(Collected data entries)
+ + + + +
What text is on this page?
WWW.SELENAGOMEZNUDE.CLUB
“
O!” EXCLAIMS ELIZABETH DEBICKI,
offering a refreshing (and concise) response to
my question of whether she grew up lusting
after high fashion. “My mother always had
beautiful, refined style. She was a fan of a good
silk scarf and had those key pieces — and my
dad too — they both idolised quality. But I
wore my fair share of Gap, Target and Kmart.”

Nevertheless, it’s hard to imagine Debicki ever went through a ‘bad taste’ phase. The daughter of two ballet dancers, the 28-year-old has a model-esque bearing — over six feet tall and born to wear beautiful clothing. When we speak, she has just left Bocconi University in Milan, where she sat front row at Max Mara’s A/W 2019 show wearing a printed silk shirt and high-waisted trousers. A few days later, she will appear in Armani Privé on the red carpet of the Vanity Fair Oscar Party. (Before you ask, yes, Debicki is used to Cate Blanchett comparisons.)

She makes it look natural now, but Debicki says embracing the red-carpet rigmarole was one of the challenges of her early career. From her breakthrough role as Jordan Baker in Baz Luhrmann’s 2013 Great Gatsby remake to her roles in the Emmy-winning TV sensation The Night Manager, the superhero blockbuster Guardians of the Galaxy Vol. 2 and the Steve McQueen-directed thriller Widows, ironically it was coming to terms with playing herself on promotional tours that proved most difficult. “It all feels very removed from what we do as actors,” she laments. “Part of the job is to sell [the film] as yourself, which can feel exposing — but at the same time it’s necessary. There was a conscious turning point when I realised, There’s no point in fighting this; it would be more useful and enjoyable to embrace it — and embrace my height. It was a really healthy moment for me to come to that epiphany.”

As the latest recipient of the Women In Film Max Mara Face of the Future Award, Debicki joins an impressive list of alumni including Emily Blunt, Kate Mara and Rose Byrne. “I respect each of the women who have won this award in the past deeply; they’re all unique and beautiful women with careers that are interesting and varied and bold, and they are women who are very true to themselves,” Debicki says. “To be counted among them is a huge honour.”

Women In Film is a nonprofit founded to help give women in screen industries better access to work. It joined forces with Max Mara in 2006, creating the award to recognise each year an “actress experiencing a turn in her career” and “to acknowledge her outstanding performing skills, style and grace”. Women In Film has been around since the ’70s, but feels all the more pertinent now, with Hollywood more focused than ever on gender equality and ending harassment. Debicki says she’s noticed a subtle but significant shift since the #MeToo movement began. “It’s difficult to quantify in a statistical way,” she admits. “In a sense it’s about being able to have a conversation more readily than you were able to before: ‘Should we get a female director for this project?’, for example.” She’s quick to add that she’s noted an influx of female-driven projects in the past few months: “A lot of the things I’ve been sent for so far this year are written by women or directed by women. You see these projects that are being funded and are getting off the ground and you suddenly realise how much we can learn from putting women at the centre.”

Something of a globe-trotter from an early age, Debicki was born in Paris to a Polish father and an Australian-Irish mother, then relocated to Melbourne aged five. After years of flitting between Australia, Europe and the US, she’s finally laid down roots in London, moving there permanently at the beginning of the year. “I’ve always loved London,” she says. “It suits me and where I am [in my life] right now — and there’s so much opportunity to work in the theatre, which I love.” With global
+ + + + +
WHAT THE EXERCISE ASKS :: Extract the complete listing verbatim.

THE OUTPUT ::
What text is on this page?
WWW.SELENAGOMEZNUDE.CLUB
“
O!” EXCLAIMS ELIZABETH DEBICKI,
offering a refreshing (and concise) response to
my question of whether she grew up lusting
after high fashion. “My mother always had
beautiful, refined style. She was a fan of a good
silk scarf and had those key pieces — and my
dad too — they both idolised quality. But I
wore my fair share of Gap, Target and Kmart.”

Nevertheless, it’s hard to imagine Debicki ever went through a ‘bad taste’ phase. The daughter of two ballet dancers, the 28-year-old has a model-esque bearing — over six feet tall and born to wear beautiful clothing. When we speak, she has just left Bocconi University in Milan, where she sat front row at Max Mara’s A/W 2019 show wearing a printed silk shirt and high-waisted trousers. A few days later, she will appear in Armani Privé on the red carpet of the Vanity Fair Oscar Party. (Before you ask, yes, Debicki is used to Cate Blanchett comparisons.)

She makes it look natural now, but Debicki says embracing the red-carpet rigmarole was one of the challenges of her early career. From her breakthrough role as Jordan Baker in Baz Luhrmann’s 2013 Great Gatsby remake to her roles in the Emmy-winning TV sensation The Night Manager, the superhero blockbuster Guardians of the Galaxy Vol. 2 and the Steve McQueen-directed thriller Widows, ironically it was coming to terms with playing herself on promotional tours that proved most difficult. “It all feels very removed from what we do as actors,” she laments. “Part of the job is to sell [the film] as yourself, which can feel exposing — but at the same time it’s necessary. There was a conscious turning point when I realised, There’s no point in fighting this; it would be more useful and enjoyable to embrace it — and embrace my height. It was a really healthy moment for me to come to that epiphany.”

As the latest recipient of the Women In Film Max Mara Face of the Future Award, Debicki joins an impressive list of alumni including Emily Blunt, Kate Mara and Rose Byrne. “I respect each of the women who have won this award in the past deeply; they’re all unique and beautiful women with careers that are interesting and varied and bold, and they are women who are very true to themselves,” Debicki says. “To be counted among them is a huge honour.”

Women In Film is a nonprofit founded to help give women in screen industries better access to work. It joined forces with Max Mara in 2006, creating the award to recognise each year an “actress experiencing a turn in her career” and “to acknowledge her outstanding performing skills, style and grace”. Women In Film has been around since the ’70s, but feels all the more pertinent now, with Hollywood more focused than ever on gender equality and ending harassment. Debicki says she’s noticed a subtle but significant shift since the #MeToo movement began. “It’s difficult to quantify in a statistical way,” she admits. “In a sense it’s about being able to have a conversation more readily than you were able to before: ‘Should we get a female director for this project?’, for example.” She’s quick to add that she’s noted an influx of female-driven projects in the past few months: “A lot of the things I’ve been sent for so far this year are written by women or directed by women. You see these projects that are being funded and are getting off the ground and you suddenly realise how much we can learn from putting women at the centre.”

Something of a globe-trotter from an early age, Debicki was born in Paris to a Polish father and an Australian-Irish mother, then relocated to Melbourne aged five. After years of flitting between Australia, Europe and the US, she’s finally laid down roots in London, moving there permanently at the beginning of the year. “I’ve always loved London,” she says. “It suits me and where I am [in my life] right now — and there’s so much opportunity to work in the theatre, which I love.” With global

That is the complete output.